Exercise brief: Write each line out again exactly as written.

Data excerpts:
------------------------------------------------------------------------

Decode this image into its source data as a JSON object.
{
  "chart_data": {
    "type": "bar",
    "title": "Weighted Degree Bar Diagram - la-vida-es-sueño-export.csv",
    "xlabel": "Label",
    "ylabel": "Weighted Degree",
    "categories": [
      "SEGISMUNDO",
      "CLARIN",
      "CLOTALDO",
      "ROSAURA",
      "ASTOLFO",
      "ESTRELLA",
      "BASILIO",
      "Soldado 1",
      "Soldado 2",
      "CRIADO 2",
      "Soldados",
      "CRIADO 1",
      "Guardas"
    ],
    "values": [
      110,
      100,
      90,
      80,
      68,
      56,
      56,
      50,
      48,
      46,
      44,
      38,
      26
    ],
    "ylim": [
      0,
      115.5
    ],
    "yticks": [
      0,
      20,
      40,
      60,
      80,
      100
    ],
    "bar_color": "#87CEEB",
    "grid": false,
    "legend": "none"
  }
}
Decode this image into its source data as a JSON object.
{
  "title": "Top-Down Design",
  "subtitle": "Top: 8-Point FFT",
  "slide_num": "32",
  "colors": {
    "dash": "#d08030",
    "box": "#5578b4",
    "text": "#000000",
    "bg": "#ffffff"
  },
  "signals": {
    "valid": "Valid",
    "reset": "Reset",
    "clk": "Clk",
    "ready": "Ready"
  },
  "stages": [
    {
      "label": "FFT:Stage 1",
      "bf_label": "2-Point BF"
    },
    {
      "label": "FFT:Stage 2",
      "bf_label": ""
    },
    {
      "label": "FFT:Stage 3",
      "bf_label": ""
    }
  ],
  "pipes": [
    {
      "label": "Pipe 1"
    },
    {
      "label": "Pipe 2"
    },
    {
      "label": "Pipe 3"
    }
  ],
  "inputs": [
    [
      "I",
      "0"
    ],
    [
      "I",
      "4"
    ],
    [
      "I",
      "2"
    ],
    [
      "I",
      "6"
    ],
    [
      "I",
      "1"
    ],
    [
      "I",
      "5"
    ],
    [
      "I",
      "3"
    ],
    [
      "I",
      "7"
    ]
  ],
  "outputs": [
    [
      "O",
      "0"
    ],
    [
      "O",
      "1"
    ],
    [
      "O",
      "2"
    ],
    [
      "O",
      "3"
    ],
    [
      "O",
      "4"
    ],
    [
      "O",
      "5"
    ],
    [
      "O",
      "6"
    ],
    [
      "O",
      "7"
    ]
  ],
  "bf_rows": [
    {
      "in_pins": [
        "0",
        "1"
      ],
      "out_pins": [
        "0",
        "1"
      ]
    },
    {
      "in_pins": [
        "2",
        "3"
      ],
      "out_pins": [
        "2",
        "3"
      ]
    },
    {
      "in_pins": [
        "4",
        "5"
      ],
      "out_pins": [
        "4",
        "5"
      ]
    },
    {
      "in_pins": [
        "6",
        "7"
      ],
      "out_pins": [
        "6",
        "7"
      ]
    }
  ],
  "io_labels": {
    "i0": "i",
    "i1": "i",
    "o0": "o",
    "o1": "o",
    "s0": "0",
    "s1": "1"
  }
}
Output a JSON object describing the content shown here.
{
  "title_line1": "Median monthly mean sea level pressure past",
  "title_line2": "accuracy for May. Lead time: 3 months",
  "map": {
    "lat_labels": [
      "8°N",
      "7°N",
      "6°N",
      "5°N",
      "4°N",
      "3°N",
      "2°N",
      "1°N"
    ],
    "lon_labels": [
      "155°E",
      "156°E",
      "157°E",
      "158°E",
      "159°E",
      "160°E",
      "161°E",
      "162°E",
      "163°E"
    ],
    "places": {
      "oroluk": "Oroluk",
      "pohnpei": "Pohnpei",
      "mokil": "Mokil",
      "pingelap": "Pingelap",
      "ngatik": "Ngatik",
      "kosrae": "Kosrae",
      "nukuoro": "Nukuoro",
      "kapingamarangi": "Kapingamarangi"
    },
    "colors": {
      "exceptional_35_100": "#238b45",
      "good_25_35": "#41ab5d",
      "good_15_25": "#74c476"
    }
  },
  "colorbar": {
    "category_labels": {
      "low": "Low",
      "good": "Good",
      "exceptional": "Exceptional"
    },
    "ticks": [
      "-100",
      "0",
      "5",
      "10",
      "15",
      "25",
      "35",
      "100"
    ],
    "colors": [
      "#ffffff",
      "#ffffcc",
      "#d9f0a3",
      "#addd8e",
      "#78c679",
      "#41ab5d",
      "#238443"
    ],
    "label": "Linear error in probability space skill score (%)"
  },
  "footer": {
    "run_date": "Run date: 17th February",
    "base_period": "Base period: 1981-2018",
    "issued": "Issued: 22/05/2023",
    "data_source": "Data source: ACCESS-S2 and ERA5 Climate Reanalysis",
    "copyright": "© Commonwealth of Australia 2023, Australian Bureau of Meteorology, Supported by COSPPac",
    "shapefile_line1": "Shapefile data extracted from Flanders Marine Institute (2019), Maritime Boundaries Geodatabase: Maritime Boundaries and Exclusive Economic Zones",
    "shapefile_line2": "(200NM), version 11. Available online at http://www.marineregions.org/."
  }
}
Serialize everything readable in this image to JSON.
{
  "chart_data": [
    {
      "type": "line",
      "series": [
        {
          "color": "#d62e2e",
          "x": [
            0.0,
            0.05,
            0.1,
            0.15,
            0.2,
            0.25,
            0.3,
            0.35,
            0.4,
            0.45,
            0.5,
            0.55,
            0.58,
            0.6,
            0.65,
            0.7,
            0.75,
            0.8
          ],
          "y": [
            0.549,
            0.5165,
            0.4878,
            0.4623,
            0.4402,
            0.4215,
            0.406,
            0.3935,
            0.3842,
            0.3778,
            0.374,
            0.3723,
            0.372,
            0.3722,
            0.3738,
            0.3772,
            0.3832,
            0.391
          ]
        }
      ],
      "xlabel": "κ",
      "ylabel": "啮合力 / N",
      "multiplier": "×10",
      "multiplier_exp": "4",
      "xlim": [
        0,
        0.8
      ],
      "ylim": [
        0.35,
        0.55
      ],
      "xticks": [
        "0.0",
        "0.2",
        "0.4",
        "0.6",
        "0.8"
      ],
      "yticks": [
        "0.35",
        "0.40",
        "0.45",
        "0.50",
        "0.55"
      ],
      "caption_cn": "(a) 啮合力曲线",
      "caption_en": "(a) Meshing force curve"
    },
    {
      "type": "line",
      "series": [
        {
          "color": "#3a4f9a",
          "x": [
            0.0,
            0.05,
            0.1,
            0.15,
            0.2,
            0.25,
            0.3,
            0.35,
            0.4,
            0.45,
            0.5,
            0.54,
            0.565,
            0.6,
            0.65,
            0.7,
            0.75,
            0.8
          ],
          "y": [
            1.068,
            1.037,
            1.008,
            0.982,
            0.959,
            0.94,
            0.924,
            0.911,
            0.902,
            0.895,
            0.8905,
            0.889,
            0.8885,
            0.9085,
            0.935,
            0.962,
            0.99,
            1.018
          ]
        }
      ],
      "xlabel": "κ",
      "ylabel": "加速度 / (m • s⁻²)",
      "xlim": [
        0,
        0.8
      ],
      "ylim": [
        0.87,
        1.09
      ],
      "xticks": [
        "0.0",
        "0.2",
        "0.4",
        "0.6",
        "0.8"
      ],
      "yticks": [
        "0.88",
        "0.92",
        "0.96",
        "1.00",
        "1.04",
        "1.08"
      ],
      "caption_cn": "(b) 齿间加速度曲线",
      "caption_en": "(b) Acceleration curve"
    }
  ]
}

------------------------------------------------------------------------

Correct result:
Decode this image into its source data as a JSON object.
{
  "chart_data": {
    "type": "bar",
    "title": "Weighted Degree Bar Diagram - la-vida-es-sueño-export.csv",
    "xlabel": "Label",
    "ylabel": "Weighted Degree",
    "categories": [
      "SEGISMUNDO",
      "CLARIN",
      "CLOTALDO",
      "ROSAURA",
      "ASTOLFO",
      "ESTRELLA",
      "BASILIO",
      "Soldado 1",
      "Soldado 2",
      "CRIADO 2",
      "Soldados",
      "CRIADO 1",
      "Guardas"
    ],
    "values": [
      110,
      100,
      90,
      80,
      68,
      56,
      56,
      50,
      48,
      46,
      44,
      38,
      26
    ],
    "ylim": [
      0,
      115.5
    ],
    "yticks": [
      0,
      20,
      40,
      60,
      80,
      100
    ],
    "bar_color": "#87CEEB",
    "grid": false,
    "legend": "none"
  }
}
Decode this image into its source data as a JSON object.
{
  "title": "Top-Down Design",
  "subtitle": "Top: 8-Point FFT",
  "slide_num": "32",
  "colors": {
    "dash": "#d08030",
    "box": "#5578b4",
    "text": "#000000",
    "bg": "#ffffff"
  },
  "signals": {
    "valid": "Valid",
    "reset": "Reset",
    "clk": "Clk",
    "ready": "Ready"
  },
  "stages": [
    {
      "label": "FFT:Stage 1",
      "bf_label": "2-Point BF"
    },
    {
      "label": "FFT:Stage 2",
      "bf_label": ""
    },
    {
      "label": "FFT:Stage 3",
      "bf_label": ""
    }
  ],
  "pipes": [
    {
      "label": "Pipe 1"
    },
    {
      "label": "Pipe 2"
    },
    {
      "label": "Pipe 3"
    }
  ],
  "inputs": [
    [
      "I",
      "0"
    ],
    [
      "I",
      "4"
    ],
    [
      "I",
      "2"
    ],
    [
      "I",
      "6"
    ],
    [
      "I",
      "1"
    ],
    [
      "I",
      "5"
    ],
    [
      "I",
      "3"
    ],
    [
      "I",
      "7"
    ]
  ],
  "outputs": [
    [
      "O",
      "0"
    ],
    [
      "O",
      "1"
    ],
    [
      "O",
      "2"
    ],
    [
      "O",
      "3"
    ],
    [
      "O",
      "4"
    ],
    [
      "O",
      "5"
    ],
    [
      "O",
      "6"
    ],
    [
      "O",
      "7"
    ]
  ],
  "bf_rows": [
    {
      "in_pins": [
        "0",
        "1"
      ],
      "out_pins": [
        "0",
        "1"
      ]
    },
    {
      "in_pins": [
        "2",
        "3"
      ],
      "out_pins": [
        "2",
        "3"
      ]
    },
    {
      "in_pins": [
        "4",
        "5"
      ],
      "out_pins": [
        "4",
        "5"
      ]
    },
    {
      "in_pins": [
        "6",
        "7"
      ],
      "out_pins": [
        "6",
        "7"
      ]
    }
  ],
  "io_labels": {
    "i0": "i",
    "i1": "i",
    "o0": "o",
    "o1": "o",
    "s0": "0",
    "s1": "1"
  }
}
Output a JSON object describing the content shown here.
{
  "title_line1": "Median monthly mean sea level pressure past",
  "title_line2": "accuracy for May. Lead time: 3 months",
  "map": {
    "lat_labels": [
      "8°N",
      "7°N",
      "6°N",
      "5°N",
      "4°N",
      "3°N",
      "2°N",
      "1°N"
    ],
    "lon_labels": [
      "155°E",
      "156°E",
      "157°E",
      "158°E",
      "159°E",
      "160°E",
      "161°E",
      "162°E",
      "163°E"
    ],
    "places": {
      "oroluk": "Oroluk",
      "pohnpei": "Pohnpei",
      "mokil": "Mokil",
      "pingelap": "Pingelap",
      "ngatik": "Ngatik",
      "kosrae": "Kosrae",
      "nukuoro": "Nukuoro",
      "kapingamarangi": "Kapingamarangi"
    },
    "colors": {
      "exceptional_35_100": "#238b45",
      "good_25_35": "#41ab5d",
      "good_15_25": "#74c476"
    }
  },
  "colorbar": {
    "category_labels": {
      "low": "Low",
      "good": "Good",
      "exceptional": "Exceptional"
    },
    "ticks": [
      "-100",
      "0",
      "5",
      "10",
      "15",
      "25",
      "35",
      "100"
    ],
    "colors": [
      "#ffffff",
      "#ffffcc",
      "#d9f0a3",
      "#addd8e",
      "#78c679",
      "#41ab5d",
      "#238443"
    ],
    "label": "Linear error in probability space skill score (%)"
  },
  "footer": {
    "run_date": "Run date: 17th February",
    "base_period": "Base period: 1981-2018",
    "issued": "Issued: 22/05/2023",
    "data_source": "Data source: ACCESS-S2 and ERA5 Climate Reanalysis",
    "copyright": "© Commonwealth of Australia 2023, Australian Bureau of Meteorology, Supported by COSPPac",
    "shapefile_line1": "Shapefile data extracted from Flanders Marine Institute (2019), Maritime Boundaries Geodatabase: Maritime Boundaries and Exclusive Economic Zones",
    "shapefile_line2": "(200NM), version 11. Available online at http://www.marineregions.org/."
  }
}
Serialize everything readable in this image to JSON.
{
  "chart_data": [
    {
      "type": "line",
      "series": [
        {
          "color": "#d62e2e",
          "x": [
            0.0,
            0.05,
            0.1,
            0.15,
            0.2,
            0.25,
            0.3,
            0.35,
            0.4,
            0.45,
            0.5,
            0.55,
            0.58,
            0.6,
            0.65,
            0.7,
            0.75,
            0.8
          ],
          "y": [
            0.549,
            0.5165,
            0.4878,
            0.4623,
            0.4402,
            0.4215,
            0.406,
            0.3935,
            0.3842,
            0.3778,
            0.374,
            0.3723,
            0.372,
            0.3722,
            0.3738,
            0.3772,
            0.3832,
            0.391
          ]
        }
      ],
      "xlabel": "κ",
      "ylabel": "啮合力 / N",
      "multiplier": "×10",
      "multiplier_exp": "4",
      "xlim": [
        0,
        0.8
      ],
      "ylim": [
        0.35,
        0.55
      ],
      "xticks": [
        "0.0",
        "0.2",
        "0.4",
        "0.6",
        "0.8"
      ],
      "yticks": [
        "0.35",
        "0.40",
        "0.45",
        "0.50",
        "0.55"
      ],
      "caption_cn": "(a) 啮合力曲线",
      "caption_en": "(a) Meshing force curve"
    },
    {
      "type": "line",
      "series": [
        {
          "color": "#3a4f9a",
          "x": [
            0.0,
            0.05,
            0.1,
            0.15,
            0.2,
            0.25,
            0.3,
            0.35,
            0.4,
            0.45,
            0.5,
            0.54,
            0.565,
            0.6,
            0.65,
            0.7,
            0.75,
            0.8
          ],
          "y": [
            1.068,
            1.037,
            1.008,
            0.982,
            0.959,
            0.94,
            0.924,
            0.911,
            0.902,
            0.895,
            0.8905,
            0.889,
            0.8885,
            0.9085,
            0.935,
            0.962,
            0.99,
            1.018
          ]
        }
      ],
      "xlabel": "κ",
      "ylabel": "加速度 / (m • s⁻²)",
      "xlim": [
        0,
        0.8
      ],
      "ylim": [
        0.87,
        1.09
      ],
      "xticks": [
        "0.0",
        "0.2",
        "0.4",
        "0.6",
        "0.8"
      ],
      "yticks": [
        "0.88",
        "0.92",
        "0.96",
        "1.00",
        "1.04",
        "1.08"
      ],
      "caption_cn": "(b) 齿间加速度曲线",
      "caption_en": "(b) Acceleration curve"
    }
  ]
}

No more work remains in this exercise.